Start of DATA FOR THIS TASK
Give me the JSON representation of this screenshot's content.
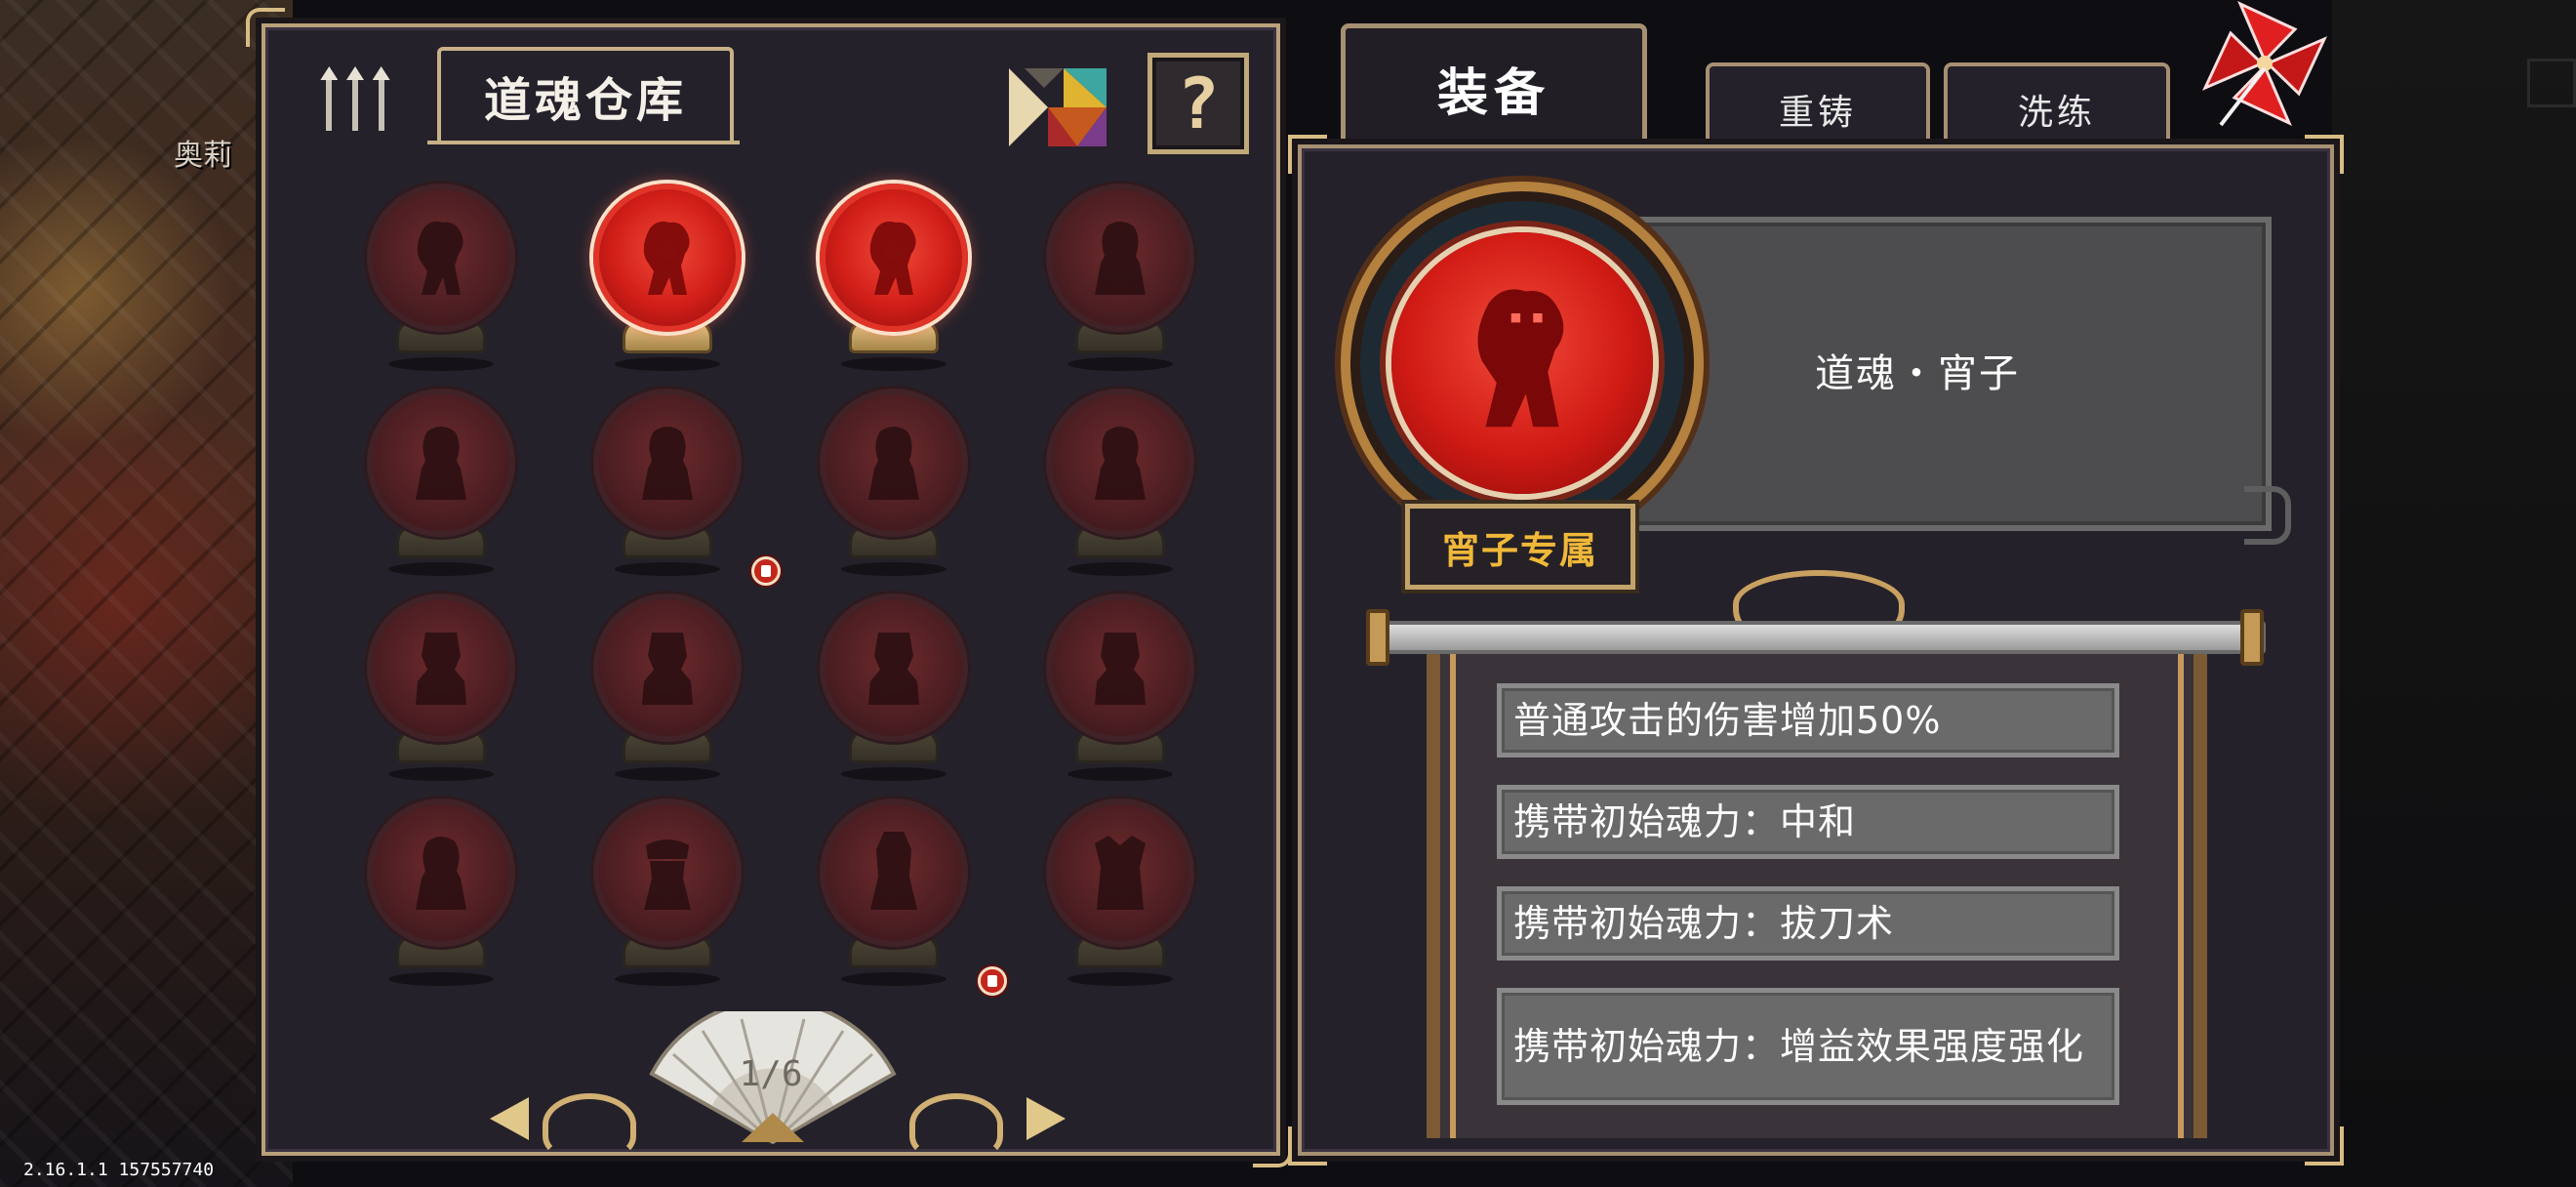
{
  "background": {
    "character_name": "奥莉",
    "top_text_left": "",
    "top_text_right": ""
  },
  "version": "2.16.1.1 157557740",
  "warehouse": {
    "title": "道魂仓库",
    "help_label": "?",
    "page_indicator": "1/6",
    "orbs": [
      {
        "figure": "lion",
        "active": false
      },
      {
        "figure": "lion",
        "active": true
      },
      {
        "figure": "lion",
        "active": true
      },
      {
        "figure": "maiden",
        "active": false
      },
      {
        "figure": "maiden",
        "active": false
      },
      {
        "figure": "maiden",
        "active": false,
        "marker": true
      },
      {
        "figure": "maiden",
        "active": false
      },
      {
        "figure": "maiden",
        "active": false
      },
      {
        "figure": "warrior",
        "active": false
      },
      {
        "figure": "warrior",
        "active": false
      },
      {
        "figure": "warrior",
        "active": false
      },
      {
        "figure": "warrior",
        "active": false
      },
      {
        "figure": "maiden",
        "active": false
      },
      {
        "figure": "bandana",
        "active": false
      },
      {
        "figure": "knight",
        "active": false,
        "marker": true
      },
      {
        "figure": "beast",
        "active": false
      }
    ]
  },
  "tabs": {
    "equip": "装备",
    "recast": "重铸",
    "refine": "洗练"
  },
  "equipped": {
    "name": "道魂・宵子",
    "exclusive_badge": "宵子专属",
    "effects": [
      "普通攻击的伤害增加50%",
      "携带初始魂力：中和",
      "携带初始魂力：拔刀术",
      "携带初始魂力：增益效果强度强化"
    ]
  },
  "colors": {
    "accent_gold": "#c8b088",
    "orb_active_red": "#d11e18",
    "badge_text": "#f0b83a"
  }
}
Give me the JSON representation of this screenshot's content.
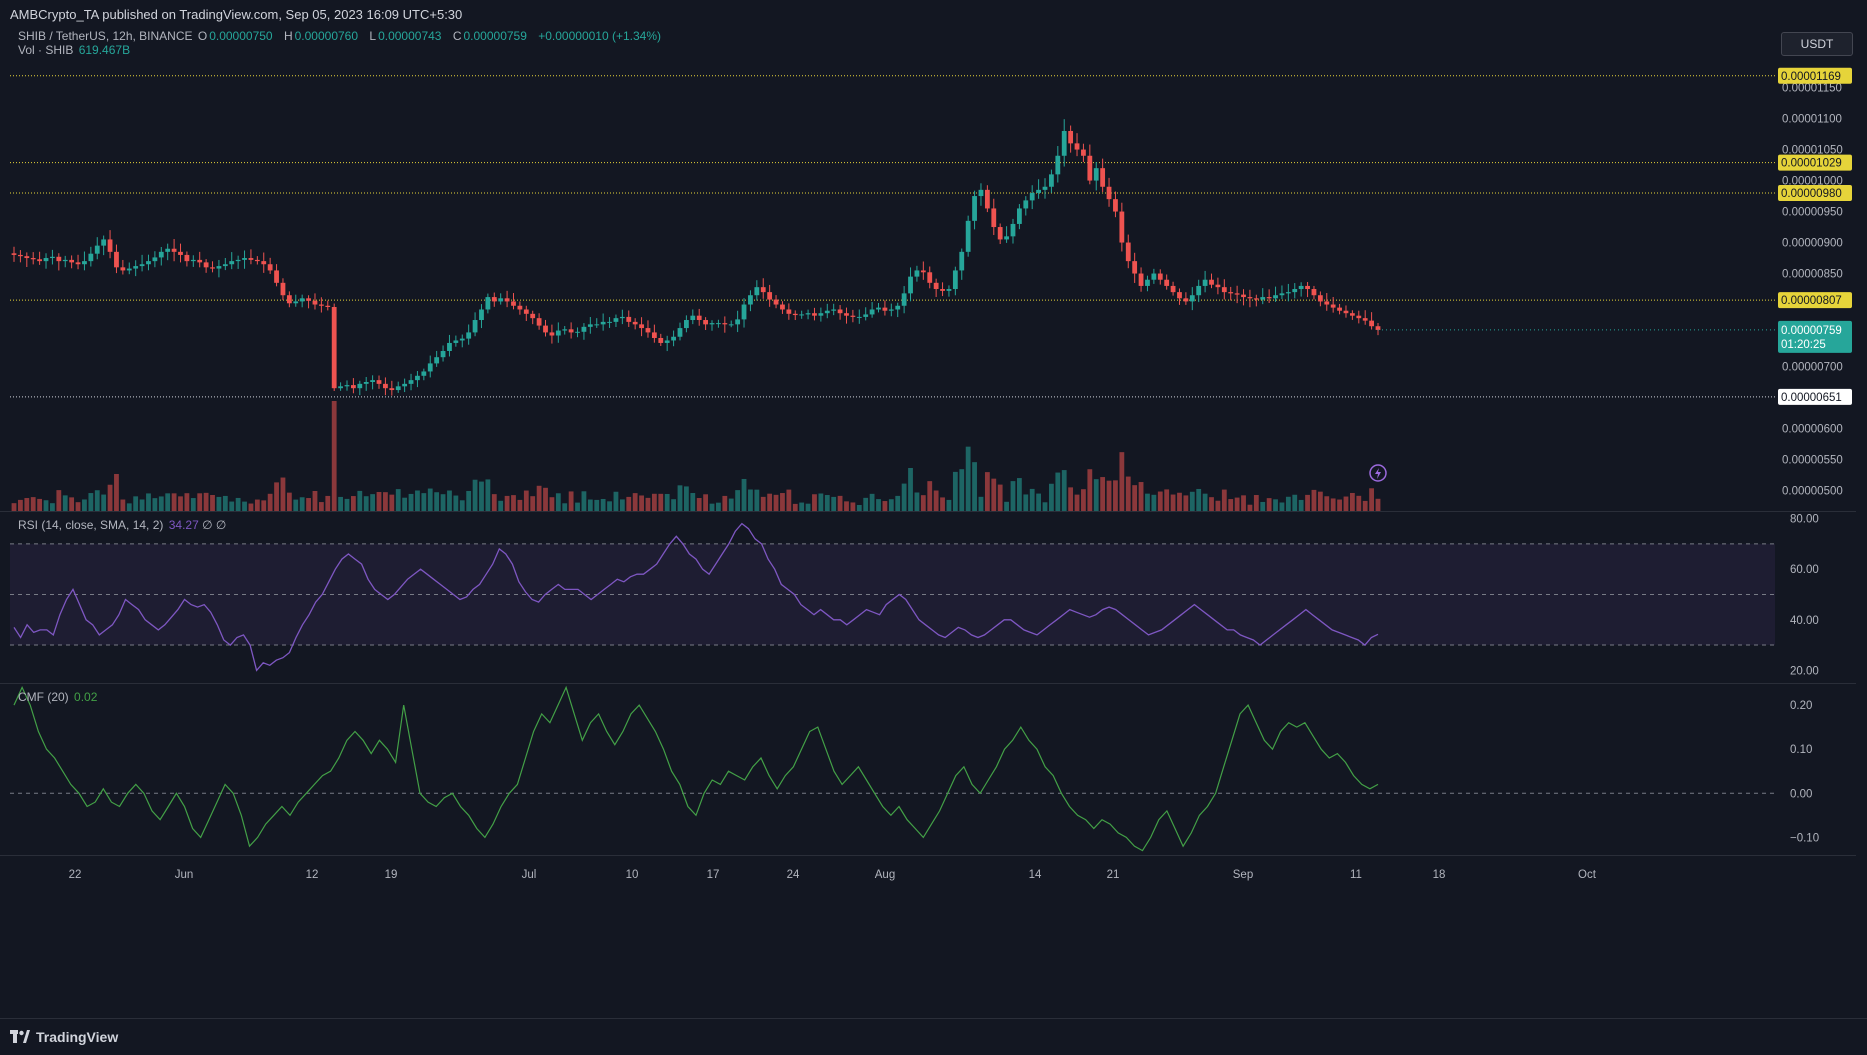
{
  "header": {
    "published": "AMBCrypto_TA published on TradingView.com, Sep 05, 2023 16:09 UTC+5:30"
  },
  "legend": {
    "symbol": "SHIB / TetherUS, 12h, BINANCE",
    "o_label": "O",
    "o_value": "0.00000750",
    "h_label": "H",
    "h_value": "0.00000760",
    "l_label": "L",
    "l_value": "0.00000743",
    "c_label": "C",
    "c_value": "0.00000759",
    "change": "+0.00000010 (+1.34%)",
    "vol_label": "Vol · SHIB",
    "vol_value": "619.467B",
    "rsi_label": "RSI (14, close, SMA, 14, 2)",
    "rsi_value": "34.27",
    "rsi_extra": "∅ ∅",
    "cmf_label": "CMF (20)",
    "cmf_value": "0.02"
  },
  "currency_badge": "USDT",
  "footer": {
    "brand": "TradingView"
  },
  "colors": {
    "background": "#131722",
    "up": "#26a69a",
    "down": "#ef5350",
    "level_line": "#e6d43a",
    "rsi": "#7e57c2",
    "cmf": "#43a047"
  },
  "chart_data": [
    {
      "type": "candlestick",
      "title": "SHIB / TetherUS, 12h, BINANCE",
      "x_ticks": [
        "22",
        "Jun",
        "12",
        "19",
        "Jul",
        "10",
        "17",
        "24",
        "Aug",
        "14",
        "21",
        "Sep",
        "11",
        "18",
        "Oct"
      ],
      "y_ticks": [
        "0.00001150",
        "0.00001100",
        "0.00001050",
        "0.00001000",
        "0.00000950",
        "0.00000900",
        "0.00000850",
        "0.00000700",
        "0.00000600",
        "0.00000550",
        "0.00000500"
      ],
      "ylim": [
        4.83e-06,
        1.23e-05
      ],
      "levels": [
        {
          "label": "0.00001169",
          "value": 1.169e-05,
          "style": "yellow-dotted"
        },
        {
          "label": "0.00001029",
          "value": 1.029e-05,
          "style": "yellow-dotted"
        },
        {
          "label": "0.00000980",
          "value": 9.8e-06,
          "style": "yellow-dotted"
        },
        {
          "label": "0.00000807",
          "value": 8.07e-06,
          "style": "yellow-dotted"
        },
        {
          "label": "0.00000651",
          "value": 6.51e-06,
          "style": "white-dotted"
        }
      ],
      "last_price": {
        "label": "0.00000759",
        "countdown": "01:20:25"
      },
      "closes_approx": [
        8.8e-06,
        8.78e-06,
        8.75e-06,
        8.73e-06,
        8.7e-06,
        8.75e-06,
        8.77e-06,
        8.7e-06,
        8.72e-06,
        8.68e-06,
        8.65e-06,
        8.7e-06,
        8.82e-06,
        8.95e-06,
        9.05e-06,
        8.85e-06,
        8.6e-06,
        8.55e-06,
        8.58e-06,
        8.62e-06,
        8.65e-06,
        8.7e-06,
        8.76e-06,
        8.85e-06,
        8.9e-06,
        8.85e-06,
        8.8e-06,
        8.7e-06,
        8.72e-06,
        8.68e-06,
        8.6e-06,
        8.58e-06,
        8.62e-06,
        8.65e-06,
        8.7e-06,
        8.72e-06,
        8.75e-06,
        8.72e-06,
        8.7e-06,
        8.65e-06,
        8.55e-06,
        8.35e-06,
        8.15e-06,
        8.02e-06,
        8.05e-06,
        8.1e-06,
        8.06e-06,
        8e-06,
        7.98e-06,
        7.96e-06,
        6.65e-06,
        6.68e-06,
        6.7e-06,
        6.65e-06,
        6.72e-06,
        6.75e-06,
        6.78e-06,
        6.72e-06,
        6.65e-06,
        6.62e-06,
        6.68e-06,
        6.72e-06,
        6.78e-06,
        6.85e-06,
        6.92e-06,
        7.05e-06,
        7.15e-06,
        7.25e-06,
        7.38e-06,
        7.42e-06,
        7.45e-06,
        7.55e-06,
        7.75e-06,
        7.92e-06,
        8.12e-06,
        8.05e-06,
        8.1e-06,
        8.05e-06,
        7.98e-06,
        7.92e-06,
        7.85e-06,
        7.78e-06,
        7.66e-06,
        7.55e-06,
        7.5e-06,
        7.58e-06,
        7.6e-06,
        7.55e-06,
        7.56e-06,
        7.64e-06,
        7.68e-06,
        7.68e-06,
        7.72e-06,
        7.72e-06,
        7.78e-06,
        7.8e-06,
        7.72e-06,
        7.68e-06,
        7.62e-06,
        7.55e-06,
        7.46e-06,
        7.38e-06,
        7.42e-06,
        7.48e-06,
        7.62e-06,
        7.75e-06,
        7.82e-06,
        7.75e-06,
        7.68e-06,
        7.7e-06,
        7.7e-06,
        7.68e-06,
        7.68e-06,
        7.76e-06,
        8e-06,
        8.15e-06,
        8.28e-06,
        8.2e-06,
        8.08e-06,
        8e-06,
        7.92e-06,
        7.85e-06,
        7.83e-06,
        7.84e-06,
        7.86e-06,
        7.82e-06,
        7.86e-06,
        7.9e-06,
        7.92e-06,
        7.86e-06,
        7.82e-06,
        7.8e-06,
        7.8e-06,
        7.84e-06,
        7.92e-06,
        7.95e-06,
        7.9e-06,
        7.92e-06,
        7.98e-06,
        8.18e-06,
        8.45e-06,
        8.55e-06,
        8.52e-06,
        8.35e-06,
        8.25e-06,
        8.22e-06,
        8.25e-06,
        8.55e-06,
        8.85e-06,
        9.35e-06,
        9.75e-06,
        9.85e-06,
        9.55e-06,
        9.25e-06,
        9.05e-06,
        9.1e-06,
        9.3e-06,
        9.55e-06,
        9.68e-06,
        9.8e-06,
        9.85e-06,
        9.9e-06,
        1.01e-05,
        1.04e-05,
        1.08e-05,
        1.06e-05,
        1.05e-05,
        1.04e-05,
        1e-05,
        1.02e-05,
        9.9e-06,
        9.7e-06,
        9.5e-06,
        9e-06,
        8.7e-06,
        8.5e-06,
        8.3e-06,
        8.4e-06,
        8.5e-06,
        8.4e-06,
        8.3e-06,
        8.2e-06,
        8.1e-06,
        8.05e-06,
        8.15e-06,
        8.3e-06,
        8.4e-06,
        8.32e-06,
        8.28e-06,
        8.2e-06,
        8.18e-06,
        8.16e-06,
        8.12e-06,
        8.1e-06,
        8.08e-06,
        8.12e-06,
        8.1e-06,
        8.15e-06,
        8.18e-06,
        8.2e-06,
        8.25e-06,
        8.3e-06,
        8.25e-06,
        8.15e-06,
        8.05e-06,
        8e-06,
        7.95e-06,
        7.9e-06,
        7.86e-06,
        7.82e-06,
        7.78e-06,
        7.74e-06,
        7.65e-06,
        7.59e-06
      ]
    },
    {
      "type": "line",
      "title": "RSI (14, close, SMA, 14, 2)",
      "y_ticks": [
        "80.00",
        "60.00",
        "40.00",
        "20.00"
      ],
      "ylim": [
        15,
        83
      ],
      "bands": [
        70,
        50,
        30
      ],
      "last_value": 34.27
    },
    {
      "type": "line",
      "title": "CMF (20)",
      "y_ticks": [
        "0.20",
        "0.10",
        "0.00",
        "−0.10"
      ],
      "ylim": [
        -0.14,
        0.25
      ],
      "last_value": 0.02
    }
  ]
}
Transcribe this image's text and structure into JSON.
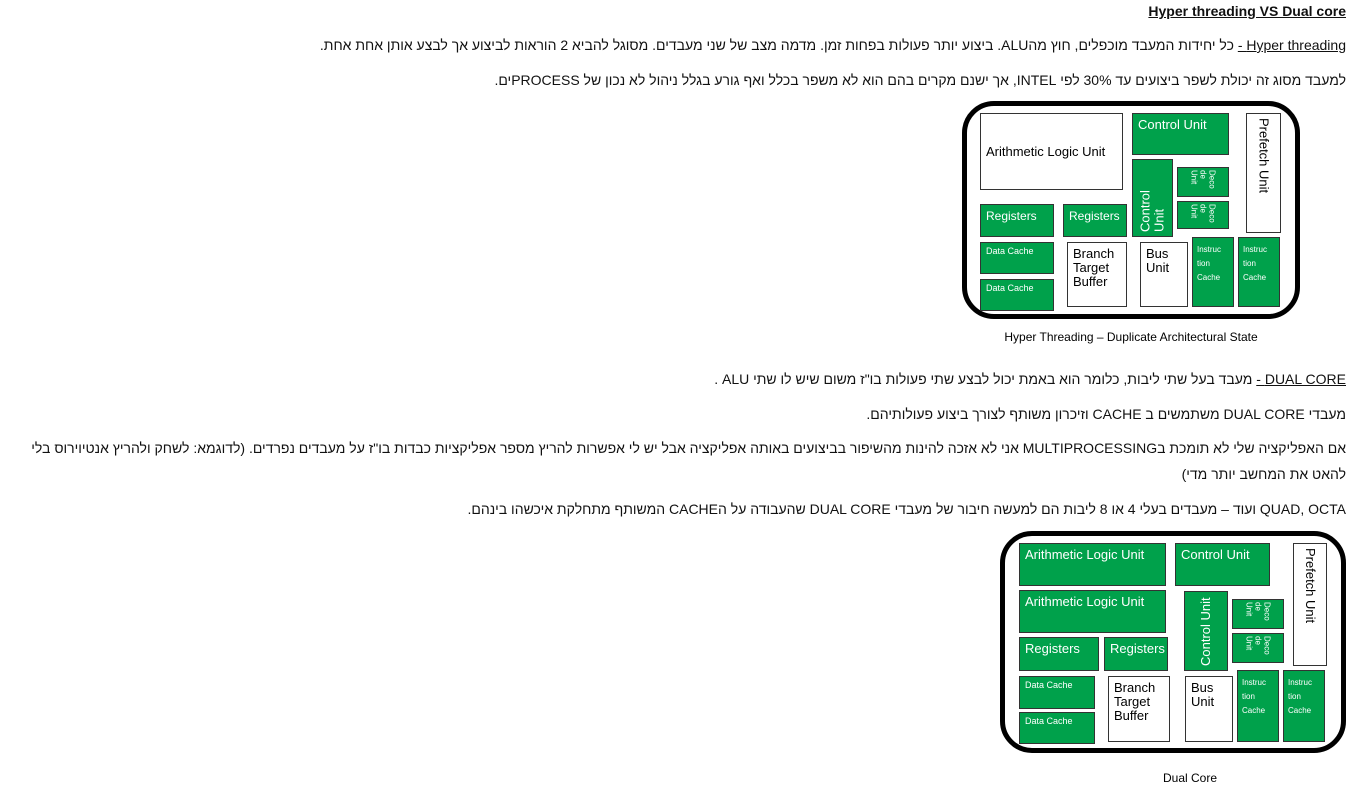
End of DATA FOR THIS TASK
**TASK BRIEF**
Where does the word "TetherUS" appear? Return each line that holds it.

**TASK RESULT**
    "symbol": "SHIB / TetherUS, 12h, BINANCE",
      "title": "SHIB / TetherUS, 12h, BINANCE",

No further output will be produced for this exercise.